• Task description:
Scan the entries and copy each line where the word "creatinine" is present.

Dataset rows of page text:

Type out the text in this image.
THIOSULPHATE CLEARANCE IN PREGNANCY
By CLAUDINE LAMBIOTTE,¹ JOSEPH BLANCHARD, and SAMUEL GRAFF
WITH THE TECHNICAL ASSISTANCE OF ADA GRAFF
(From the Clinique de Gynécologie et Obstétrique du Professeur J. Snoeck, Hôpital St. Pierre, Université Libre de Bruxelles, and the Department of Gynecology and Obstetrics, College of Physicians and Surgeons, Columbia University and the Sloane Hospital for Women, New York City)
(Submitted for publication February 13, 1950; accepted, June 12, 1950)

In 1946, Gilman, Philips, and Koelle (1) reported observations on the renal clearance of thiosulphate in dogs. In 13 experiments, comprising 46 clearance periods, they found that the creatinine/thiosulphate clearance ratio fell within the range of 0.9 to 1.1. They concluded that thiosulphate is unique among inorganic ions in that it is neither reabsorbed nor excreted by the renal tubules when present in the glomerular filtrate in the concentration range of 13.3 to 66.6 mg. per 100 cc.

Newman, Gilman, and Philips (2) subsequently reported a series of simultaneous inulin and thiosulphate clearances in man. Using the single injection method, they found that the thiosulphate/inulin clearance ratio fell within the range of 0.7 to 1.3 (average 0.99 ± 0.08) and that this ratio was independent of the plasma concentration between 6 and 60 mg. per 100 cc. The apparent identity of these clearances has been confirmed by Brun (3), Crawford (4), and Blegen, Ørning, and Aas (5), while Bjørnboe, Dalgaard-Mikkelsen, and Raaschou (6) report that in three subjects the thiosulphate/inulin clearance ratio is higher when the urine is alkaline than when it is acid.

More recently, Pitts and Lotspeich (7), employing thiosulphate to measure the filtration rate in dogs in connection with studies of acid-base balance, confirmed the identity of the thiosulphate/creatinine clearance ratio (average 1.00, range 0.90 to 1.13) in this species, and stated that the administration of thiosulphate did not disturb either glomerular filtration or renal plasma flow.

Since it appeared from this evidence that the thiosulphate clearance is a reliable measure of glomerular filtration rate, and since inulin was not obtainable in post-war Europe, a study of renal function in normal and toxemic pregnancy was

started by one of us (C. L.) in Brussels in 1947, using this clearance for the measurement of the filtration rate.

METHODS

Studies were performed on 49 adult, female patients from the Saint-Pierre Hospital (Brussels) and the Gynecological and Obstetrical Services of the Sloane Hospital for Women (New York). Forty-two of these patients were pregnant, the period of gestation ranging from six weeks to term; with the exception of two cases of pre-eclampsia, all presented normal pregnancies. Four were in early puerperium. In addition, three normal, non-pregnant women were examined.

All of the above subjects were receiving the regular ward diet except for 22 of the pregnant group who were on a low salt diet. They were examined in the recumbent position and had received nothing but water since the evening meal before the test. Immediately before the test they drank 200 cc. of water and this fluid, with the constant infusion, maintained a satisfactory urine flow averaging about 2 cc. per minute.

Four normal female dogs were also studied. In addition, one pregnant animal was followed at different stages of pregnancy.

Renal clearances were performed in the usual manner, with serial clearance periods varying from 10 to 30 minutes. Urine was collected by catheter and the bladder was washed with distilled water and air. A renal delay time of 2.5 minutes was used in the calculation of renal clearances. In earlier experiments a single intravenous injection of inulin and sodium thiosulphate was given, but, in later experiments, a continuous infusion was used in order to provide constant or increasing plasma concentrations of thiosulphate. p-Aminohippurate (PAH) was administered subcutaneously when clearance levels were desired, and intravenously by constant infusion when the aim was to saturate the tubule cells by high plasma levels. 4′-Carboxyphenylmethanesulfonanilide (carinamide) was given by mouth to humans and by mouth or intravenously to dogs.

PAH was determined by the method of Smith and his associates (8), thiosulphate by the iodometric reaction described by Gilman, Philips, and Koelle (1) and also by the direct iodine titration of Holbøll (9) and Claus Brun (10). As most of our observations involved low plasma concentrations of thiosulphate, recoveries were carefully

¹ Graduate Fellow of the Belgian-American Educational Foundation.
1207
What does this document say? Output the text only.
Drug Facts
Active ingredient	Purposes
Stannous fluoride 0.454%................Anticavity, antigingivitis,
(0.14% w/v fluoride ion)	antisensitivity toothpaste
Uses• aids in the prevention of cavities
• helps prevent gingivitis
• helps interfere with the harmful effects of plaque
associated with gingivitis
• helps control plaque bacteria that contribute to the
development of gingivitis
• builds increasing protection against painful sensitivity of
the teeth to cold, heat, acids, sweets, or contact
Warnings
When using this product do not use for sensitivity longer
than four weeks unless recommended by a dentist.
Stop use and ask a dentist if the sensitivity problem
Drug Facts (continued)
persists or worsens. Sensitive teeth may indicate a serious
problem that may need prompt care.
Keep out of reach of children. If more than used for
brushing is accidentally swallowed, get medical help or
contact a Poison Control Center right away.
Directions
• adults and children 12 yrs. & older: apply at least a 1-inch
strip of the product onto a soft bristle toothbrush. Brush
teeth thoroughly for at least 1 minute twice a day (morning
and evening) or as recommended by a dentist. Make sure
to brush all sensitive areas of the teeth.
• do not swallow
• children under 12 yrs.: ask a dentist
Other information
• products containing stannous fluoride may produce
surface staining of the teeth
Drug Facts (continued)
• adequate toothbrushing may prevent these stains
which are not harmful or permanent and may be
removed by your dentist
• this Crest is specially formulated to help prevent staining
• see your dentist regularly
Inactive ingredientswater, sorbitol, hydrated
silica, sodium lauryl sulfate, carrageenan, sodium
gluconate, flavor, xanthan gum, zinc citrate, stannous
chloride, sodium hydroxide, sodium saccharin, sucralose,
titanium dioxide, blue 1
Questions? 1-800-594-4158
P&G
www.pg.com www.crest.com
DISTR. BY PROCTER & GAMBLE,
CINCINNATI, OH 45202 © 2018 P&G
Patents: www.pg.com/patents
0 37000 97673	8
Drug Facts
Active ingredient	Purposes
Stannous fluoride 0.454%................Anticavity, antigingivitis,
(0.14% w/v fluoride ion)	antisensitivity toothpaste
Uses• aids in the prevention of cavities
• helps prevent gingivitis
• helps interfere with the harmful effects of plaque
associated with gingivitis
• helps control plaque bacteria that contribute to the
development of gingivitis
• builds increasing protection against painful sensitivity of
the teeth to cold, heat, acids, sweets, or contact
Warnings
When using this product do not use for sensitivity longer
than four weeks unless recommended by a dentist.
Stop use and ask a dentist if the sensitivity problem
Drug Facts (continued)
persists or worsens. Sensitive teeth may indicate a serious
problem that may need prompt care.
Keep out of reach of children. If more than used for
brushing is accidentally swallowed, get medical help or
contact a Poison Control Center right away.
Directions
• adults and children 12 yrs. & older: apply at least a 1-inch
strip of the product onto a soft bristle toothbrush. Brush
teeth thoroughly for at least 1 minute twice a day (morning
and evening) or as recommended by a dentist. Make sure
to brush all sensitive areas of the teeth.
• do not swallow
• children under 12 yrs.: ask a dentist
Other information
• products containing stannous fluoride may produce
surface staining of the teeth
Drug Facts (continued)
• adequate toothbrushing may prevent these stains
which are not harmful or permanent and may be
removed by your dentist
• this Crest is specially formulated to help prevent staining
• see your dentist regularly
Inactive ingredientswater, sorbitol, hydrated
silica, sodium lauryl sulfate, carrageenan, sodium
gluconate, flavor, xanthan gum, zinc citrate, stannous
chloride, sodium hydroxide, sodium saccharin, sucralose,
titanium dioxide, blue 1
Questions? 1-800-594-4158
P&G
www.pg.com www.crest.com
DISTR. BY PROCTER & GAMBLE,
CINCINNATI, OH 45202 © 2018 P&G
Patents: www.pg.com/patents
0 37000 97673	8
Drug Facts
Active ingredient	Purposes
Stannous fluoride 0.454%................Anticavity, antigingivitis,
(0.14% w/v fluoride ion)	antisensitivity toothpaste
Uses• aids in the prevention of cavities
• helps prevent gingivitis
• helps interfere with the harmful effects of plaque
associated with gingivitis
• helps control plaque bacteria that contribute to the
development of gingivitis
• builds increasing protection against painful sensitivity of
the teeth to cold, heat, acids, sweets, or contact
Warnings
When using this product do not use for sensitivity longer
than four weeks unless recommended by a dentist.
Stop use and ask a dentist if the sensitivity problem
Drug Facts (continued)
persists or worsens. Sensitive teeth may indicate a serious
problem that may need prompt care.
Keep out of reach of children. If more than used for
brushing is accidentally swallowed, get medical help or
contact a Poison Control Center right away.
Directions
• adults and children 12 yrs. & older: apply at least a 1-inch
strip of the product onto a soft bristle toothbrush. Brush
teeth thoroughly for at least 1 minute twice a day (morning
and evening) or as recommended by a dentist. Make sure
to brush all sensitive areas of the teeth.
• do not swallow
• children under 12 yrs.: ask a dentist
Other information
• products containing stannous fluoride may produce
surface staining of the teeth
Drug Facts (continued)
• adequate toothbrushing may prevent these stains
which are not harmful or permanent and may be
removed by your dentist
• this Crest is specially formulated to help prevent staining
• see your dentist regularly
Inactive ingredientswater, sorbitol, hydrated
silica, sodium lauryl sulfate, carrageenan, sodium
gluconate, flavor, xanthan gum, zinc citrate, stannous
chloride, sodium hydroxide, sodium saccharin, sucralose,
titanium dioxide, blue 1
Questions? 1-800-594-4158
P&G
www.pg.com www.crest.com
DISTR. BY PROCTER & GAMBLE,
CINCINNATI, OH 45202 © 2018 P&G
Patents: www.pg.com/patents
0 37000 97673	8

• Expected output:
In 1946, Gilman, Philips, and Koelle (1) reported observations on the renal clearance of thiosulphate in dogs. In 13 experiments, comprising 46 clearance periods, they found that the creatinine/thiosulphate clearance ratio fell within the range of 0.9 to 1.1. They concluded that thiosulphate is unique among inorganic ions in that it is neither reabsorbed nor excreted by the renal tubules when present in the glomerular filtrate in the concentration range of 13.3 to 66.6 mg. per 100 cc.
More recently, Pitts and Lotspeich (7), employing thiosulphate to measure the filtration rate in dogs in connection with studies of acid-base balance, confirmed the identity of the thiosulphate/creatinine clearance ratio (average 1.00, range 0.90 to 1.13) in this species, and stated that the administration of thiosulphate did not disturb either glomerular filtration or renal plasma flow.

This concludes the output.